STATED GOAL >>
In the text on collinearity, what condition number of the design matrix signals that something is structurally wrong with the predictor space?

VIF is useful, but it only catches linear dependence. Two predictors can have a low pairwise correlation and still contribute to collinearity when you consider the whole predictor matrix. Always look at the condition number of the design matrix too. A condition number above 30 is a signal that something is structurally wrong with the predictor space.

Why Dropping Variables Isn't Always the Answer

The reflexive response is to drop one of the correlated predictors. Sometimes that's right. Often it trades one problem for another: omitted variable bias. If you drop a variable that genuinely belongs in the model, the remaining coefficients absorb its effect in distorted ways. You've fixed the variance problem by introducing a bias problem.

Ridge regression is frequently a better tool. By adding a small penalty to the size of coefficients (the L2 penalty), ridge shrinks them toward zero and trades off a little bias for a substantial reduction in variance. The coefficients you get are not unbiased, but they're stable. If interpretation matters less than stability and prediction, ridge is often the right call.

Principal component regression is another path. Decompose the correlated predictors into orthogonal components, regress on those. You lose the original coefficient interpretations entirely, but the math is no longer fighting itself.

AVAILABLE DATA >>
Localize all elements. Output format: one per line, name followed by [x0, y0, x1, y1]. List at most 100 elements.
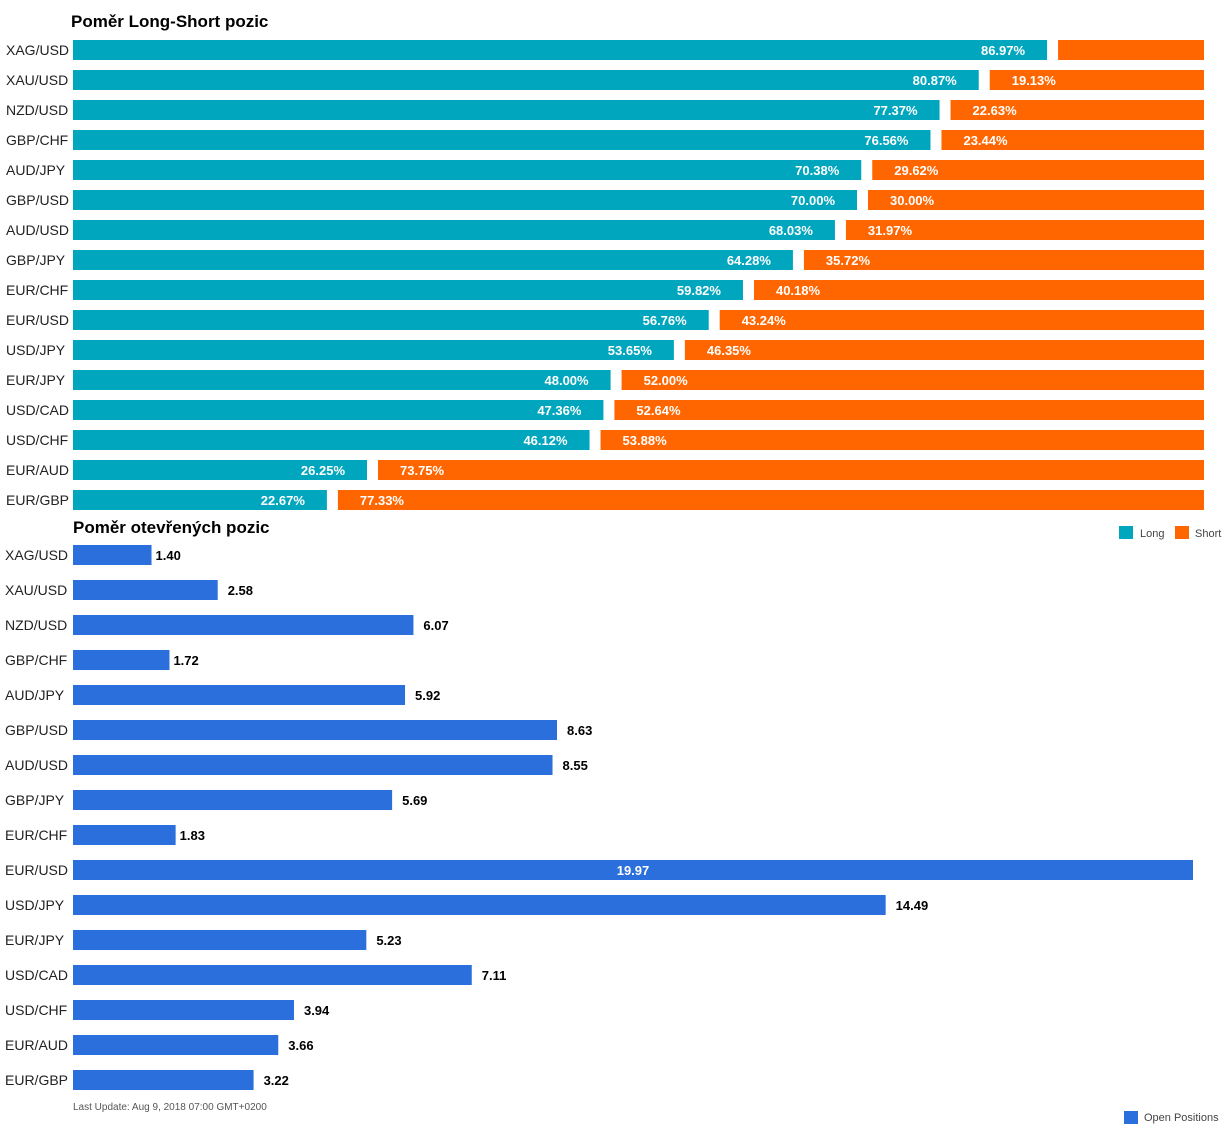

CORRECT OUTPUT >>
A condition number above 30.